• **TASK INPUTS**:
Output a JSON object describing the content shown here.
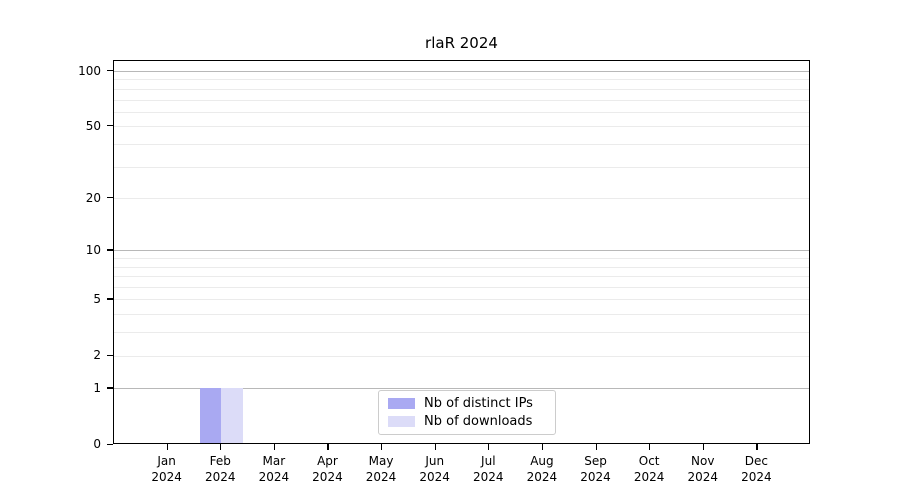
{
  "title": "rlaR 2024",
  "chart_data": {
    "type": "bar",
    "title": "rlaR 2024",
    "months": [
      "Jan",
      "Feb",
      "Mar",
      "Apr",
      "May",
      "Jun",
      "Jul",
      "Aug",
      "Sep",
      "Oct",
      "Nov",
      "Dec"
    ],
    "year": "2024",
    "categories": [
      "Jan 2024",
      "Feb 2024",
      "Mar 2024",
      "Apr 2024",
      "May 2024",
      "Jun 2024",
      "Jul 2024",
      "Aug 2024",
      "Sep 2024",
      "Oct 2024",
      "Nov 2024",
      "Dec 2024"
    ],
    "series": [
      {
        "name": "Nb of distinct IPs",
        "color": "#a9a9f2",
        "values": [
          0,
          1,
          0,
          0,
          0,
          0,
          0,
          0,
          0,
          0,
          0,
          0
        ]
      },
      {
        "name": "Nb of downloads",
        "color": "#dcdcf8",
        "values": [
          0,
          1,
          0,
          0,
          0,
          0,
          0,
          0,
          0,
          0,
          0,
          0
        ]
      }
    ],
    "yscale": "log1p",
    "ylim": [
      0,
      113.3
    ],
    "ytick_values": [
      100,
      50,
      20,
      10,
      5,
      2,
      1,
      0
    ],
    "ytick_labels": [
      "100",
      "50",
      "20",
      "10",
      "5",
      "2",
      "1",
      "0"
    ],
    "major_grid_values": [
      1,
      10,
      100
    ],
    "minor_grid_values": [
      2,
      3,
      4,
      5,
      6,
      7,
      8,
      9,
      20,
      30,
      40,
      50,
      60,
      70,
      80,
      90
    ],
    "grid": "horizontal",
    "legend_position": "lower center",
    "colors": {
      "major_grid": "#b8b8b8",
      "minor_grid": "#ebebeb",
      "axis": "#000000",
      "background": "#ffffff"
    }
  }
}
==
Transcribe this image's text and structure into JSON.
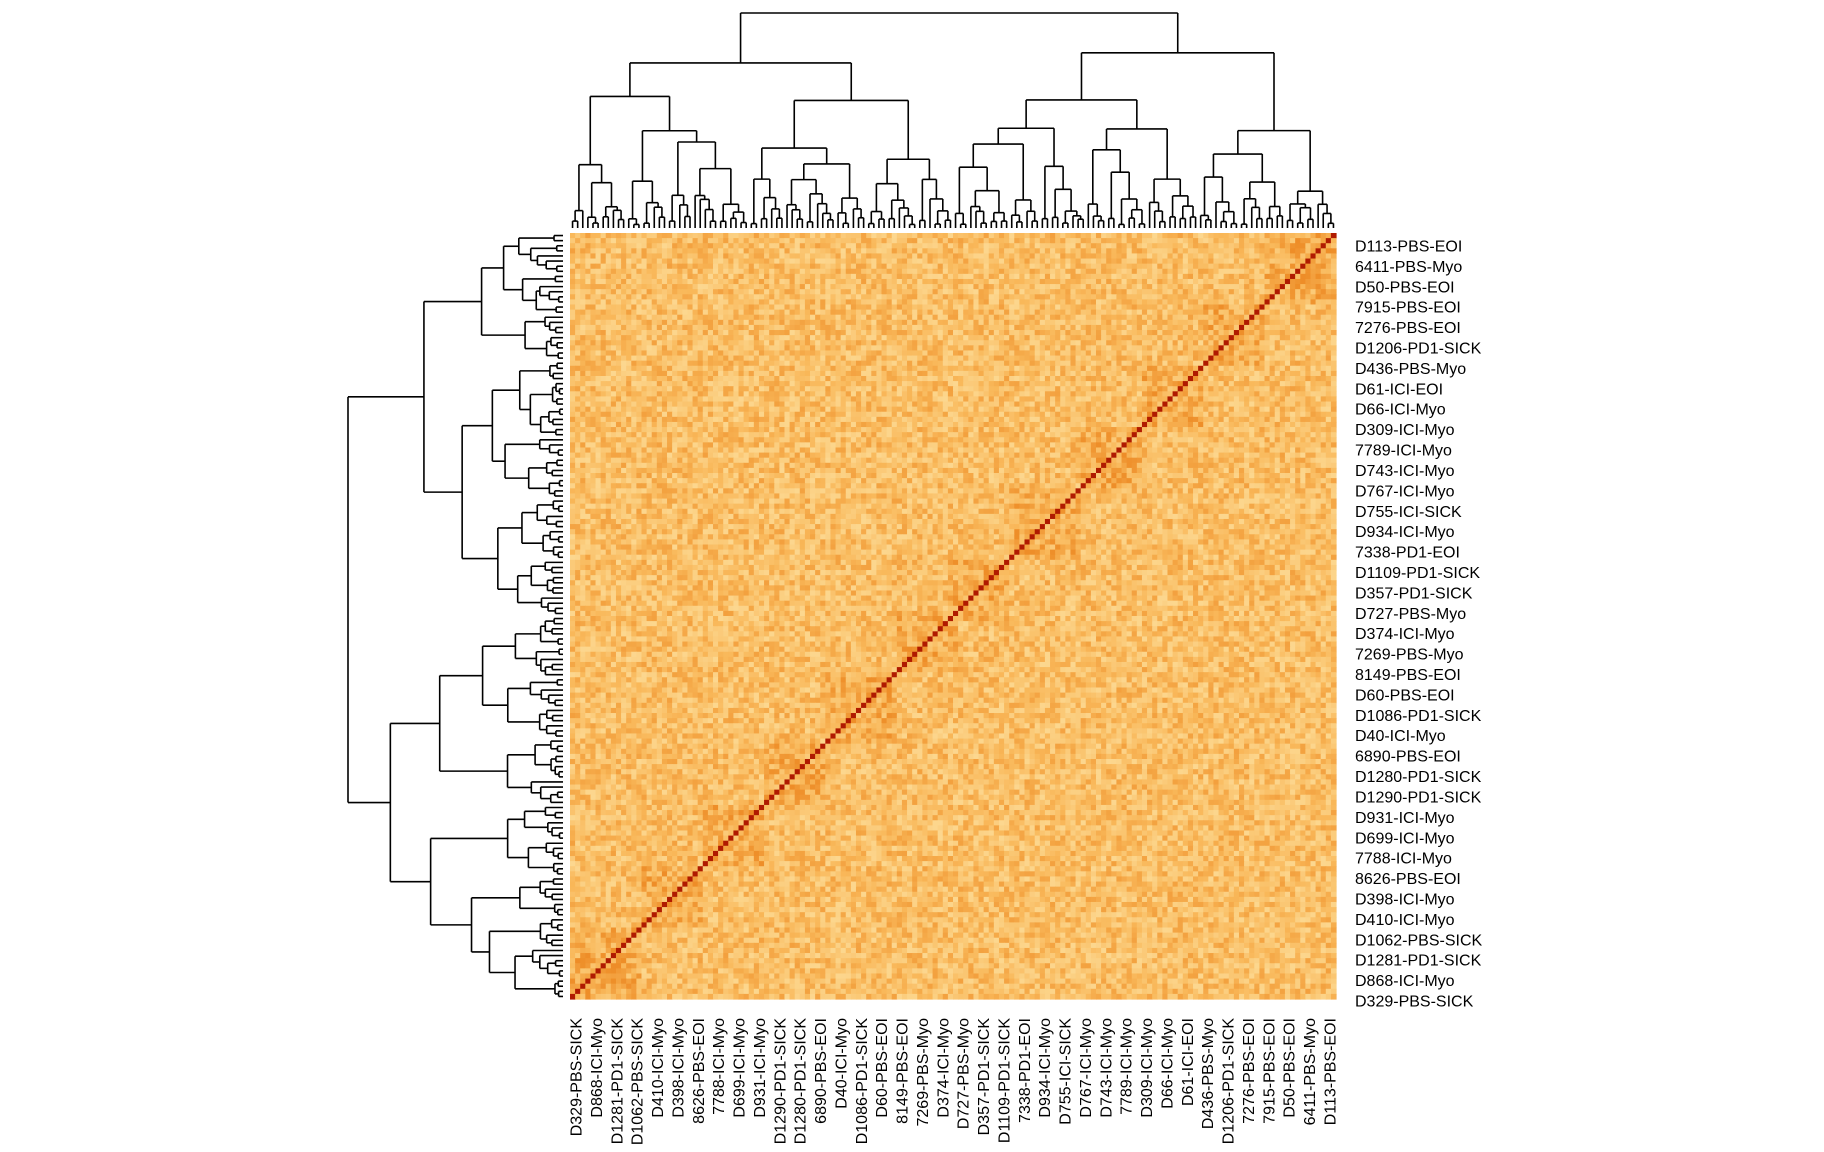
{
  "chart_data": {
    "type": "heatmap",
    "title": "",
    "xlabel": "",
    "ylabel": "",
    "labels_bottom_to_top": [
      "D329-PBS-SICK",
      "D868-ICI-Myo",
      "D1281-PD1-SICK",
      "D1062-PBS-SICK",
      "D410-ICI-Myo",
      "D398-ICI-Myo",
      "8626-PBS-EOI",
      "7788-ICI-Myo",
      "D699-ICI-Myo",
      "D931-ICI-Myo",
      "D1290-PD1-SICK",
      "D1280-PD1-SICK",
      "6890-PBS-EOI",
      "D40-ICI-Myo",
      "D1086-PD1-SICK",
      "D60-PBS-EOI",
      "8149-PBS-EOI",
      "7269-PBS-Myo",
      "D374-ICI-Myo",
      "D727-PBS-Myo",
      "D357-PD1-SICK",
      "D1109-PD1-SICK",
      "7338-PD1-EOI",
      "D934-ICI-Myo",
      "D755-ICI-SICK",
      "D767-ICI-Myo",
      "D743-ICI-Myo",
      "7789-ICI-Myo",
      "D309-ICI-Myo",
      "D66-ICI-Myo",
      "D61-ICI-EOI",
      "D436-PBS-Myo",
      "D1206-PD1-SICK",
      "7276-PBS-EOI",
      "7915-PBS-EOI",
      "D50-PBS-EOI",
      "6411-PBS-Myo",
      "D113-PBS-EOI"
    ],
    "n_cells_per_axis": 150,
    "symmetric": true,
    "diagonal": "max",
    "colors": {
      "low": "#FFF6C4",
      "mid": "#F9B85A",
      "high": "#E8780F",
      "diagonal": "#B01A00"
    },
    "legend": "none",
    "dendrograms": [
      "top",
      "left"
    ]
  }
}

• **EXERCISE DIRECTIONS**:
Reply with nothing except the number of lines in the listing above that include the string "SICK".

• **RESULT FOR THIS EXERCISE**:
10